_Exercise description_
What is the number of lines containing the string "портале"? Answer with the number only.

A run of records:
···
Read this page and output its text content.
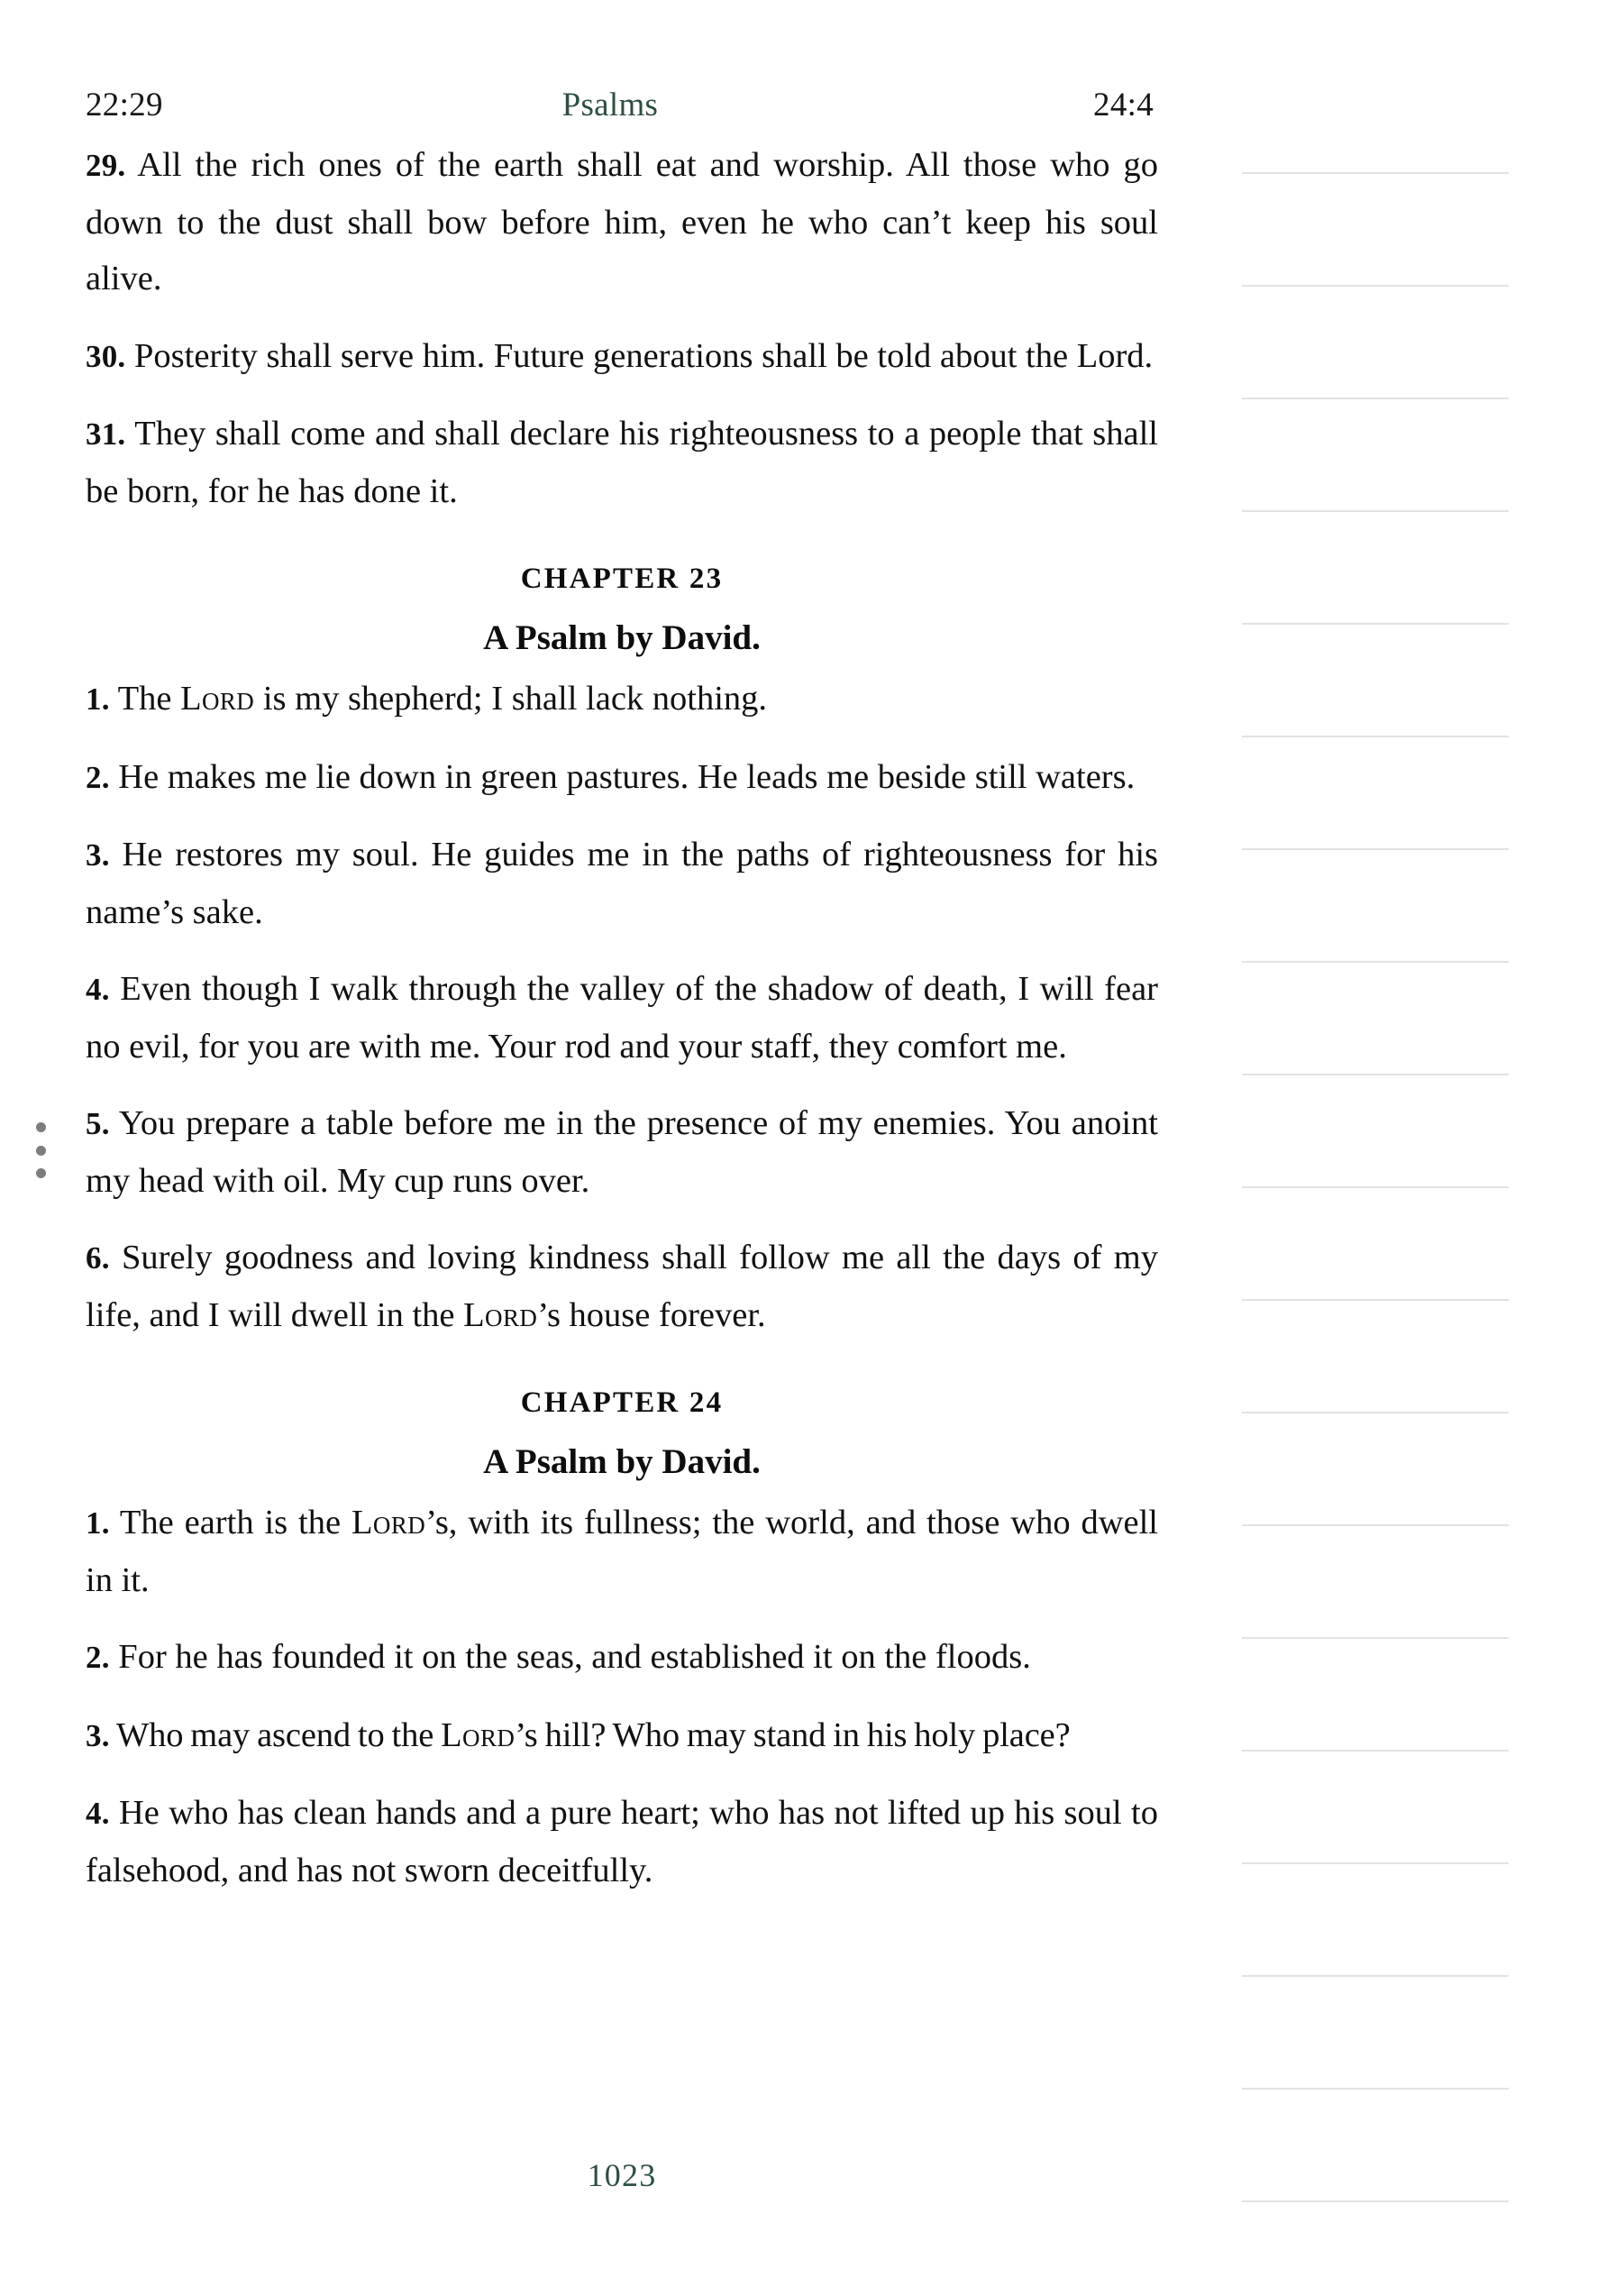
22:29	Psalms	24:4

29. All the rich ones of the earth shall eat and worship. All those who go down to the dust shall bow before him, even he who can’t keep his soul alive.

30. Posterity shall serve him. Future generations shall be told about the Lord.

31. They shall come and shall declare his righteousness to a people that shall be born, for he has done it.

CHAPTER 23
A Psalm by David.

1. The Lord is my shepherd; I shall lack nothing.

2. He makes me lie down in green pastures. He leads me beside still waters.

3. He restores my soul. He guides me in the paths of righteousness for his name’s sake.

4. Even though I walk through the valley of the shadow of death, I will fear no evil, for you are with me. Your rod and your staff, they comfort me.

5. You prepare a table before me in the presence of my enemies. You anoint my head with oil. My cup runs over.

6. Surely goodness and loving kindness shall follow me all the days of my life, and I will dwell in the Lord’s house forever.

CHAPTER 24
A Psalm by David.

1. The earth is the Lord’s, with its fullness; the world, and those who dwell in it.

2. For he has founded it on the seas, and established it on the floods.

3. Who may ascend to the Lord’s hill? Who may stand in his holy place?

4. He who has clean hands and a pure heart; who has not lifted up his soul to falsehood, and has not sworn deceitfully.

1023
···
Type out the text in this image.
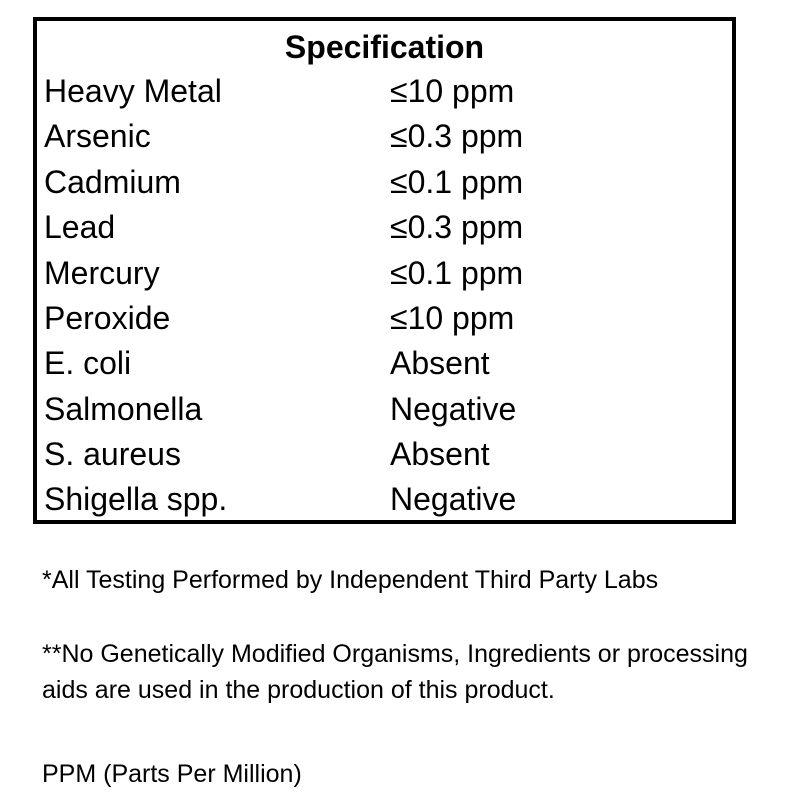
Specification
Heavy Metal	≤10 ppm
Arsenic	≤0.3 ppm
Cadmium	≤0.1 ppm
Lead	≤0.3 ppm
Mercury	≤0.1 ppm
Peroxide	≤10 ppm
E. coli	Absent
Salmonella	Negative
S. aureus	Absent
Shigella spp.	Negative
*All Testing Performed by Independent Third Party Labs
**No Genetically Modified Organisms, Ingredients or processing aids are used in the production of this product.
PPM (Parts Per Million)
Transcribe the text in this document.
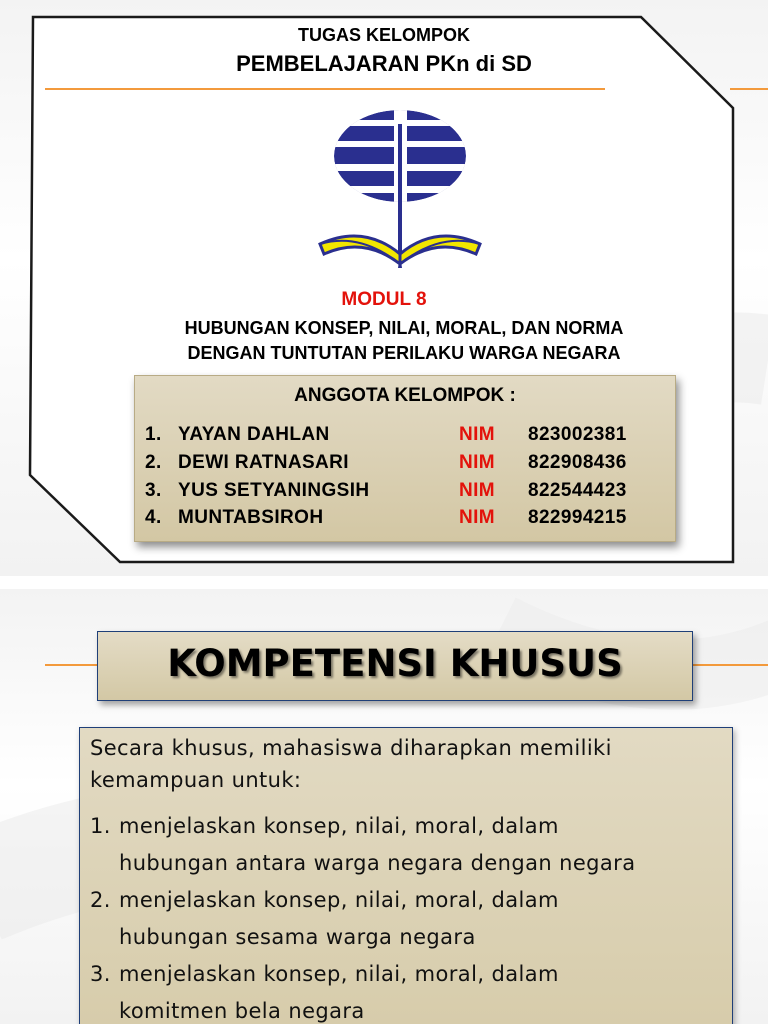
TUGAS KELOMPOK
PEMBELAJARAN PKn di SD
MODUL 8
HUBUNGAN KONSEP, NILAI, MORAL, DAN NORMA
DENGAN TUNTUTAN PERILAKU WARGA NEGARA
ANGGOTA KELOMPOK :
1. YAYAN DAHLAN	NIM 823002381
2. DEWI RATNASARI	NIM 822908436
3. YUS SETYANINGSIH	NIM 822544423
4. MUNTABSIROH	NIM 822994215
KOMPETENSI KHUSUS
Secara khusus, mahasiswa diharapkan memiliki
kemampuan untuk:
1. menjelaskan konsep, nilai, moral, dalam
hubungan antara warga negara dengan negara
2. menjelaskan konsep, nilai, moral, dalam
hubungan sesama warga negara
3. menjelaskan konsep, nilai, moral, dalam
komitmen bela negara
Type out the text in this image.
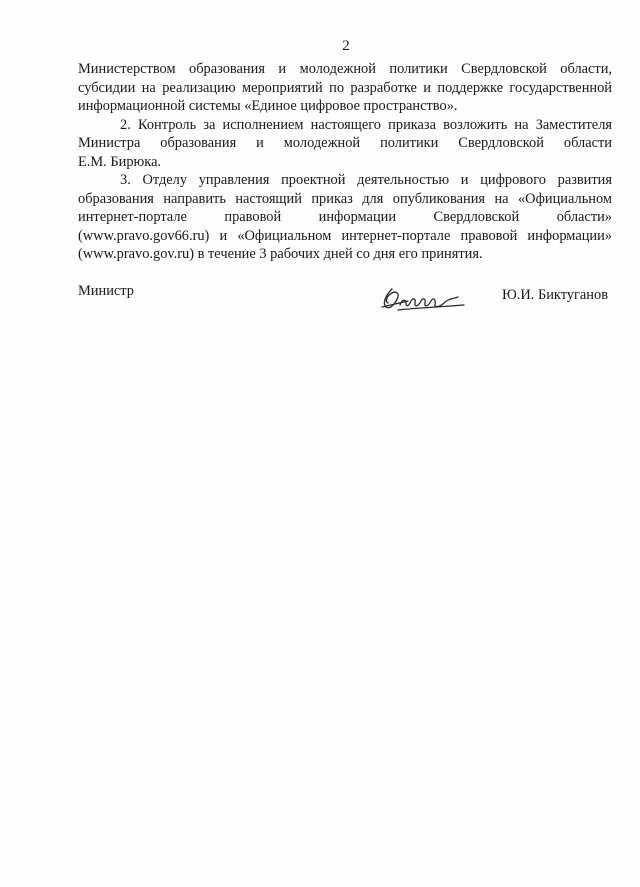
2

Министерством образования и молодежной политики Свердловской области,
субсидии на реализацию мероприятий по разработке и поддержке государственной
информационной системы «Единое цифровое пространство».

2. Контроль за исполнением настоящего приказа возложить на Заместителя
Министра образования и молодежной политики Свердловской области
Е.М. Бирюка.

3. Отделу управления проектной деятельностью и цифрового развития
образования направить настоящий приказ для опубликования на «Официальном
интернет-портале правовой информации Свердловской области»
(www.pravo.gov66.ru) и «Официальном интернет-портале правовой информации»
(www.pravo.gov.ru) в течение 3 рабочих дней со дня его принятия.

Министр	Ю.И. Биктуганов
···
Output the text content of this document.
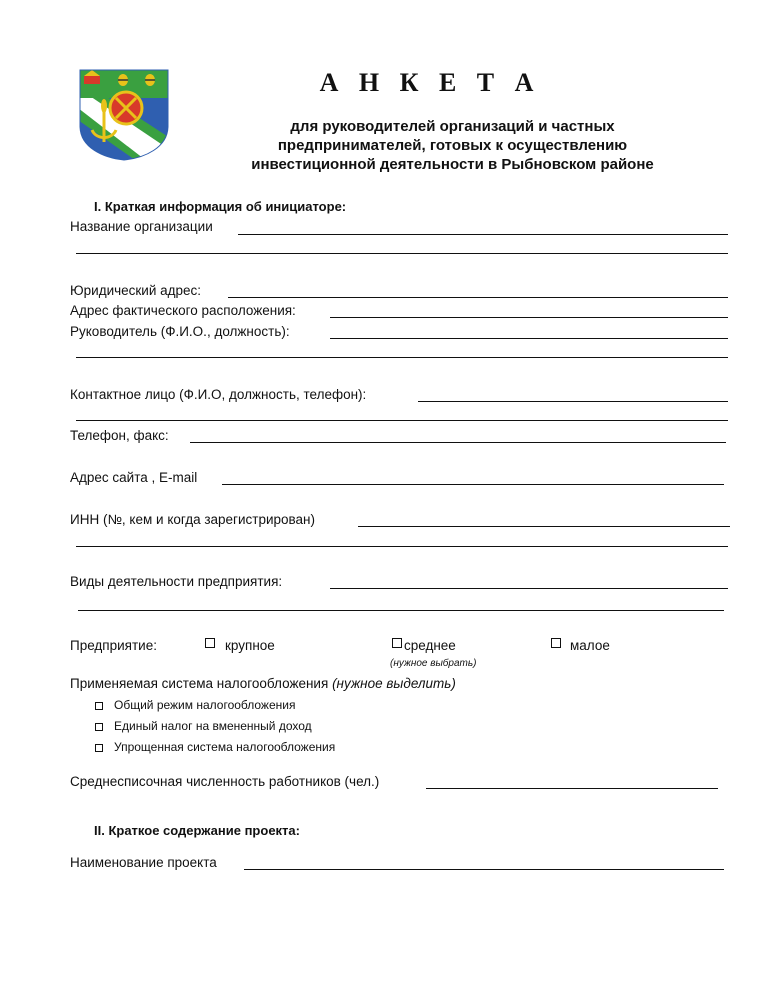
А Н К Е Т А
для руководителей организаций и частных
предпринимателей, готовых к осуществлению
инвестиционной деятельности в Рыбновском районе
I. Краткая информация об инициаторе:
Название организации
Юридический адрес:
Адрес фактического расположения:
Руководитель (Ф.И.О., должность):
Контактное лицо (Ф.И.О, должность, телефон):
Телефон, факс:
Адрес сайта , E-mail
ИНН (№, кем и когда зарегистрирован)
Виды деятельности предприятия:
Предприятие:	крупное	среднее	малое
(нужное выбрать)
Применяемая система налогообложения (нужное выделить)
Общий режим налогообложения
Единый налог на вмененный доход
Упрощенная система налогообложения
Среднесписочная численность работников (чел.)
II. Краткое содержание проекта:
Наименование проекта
···
_Written solution_
2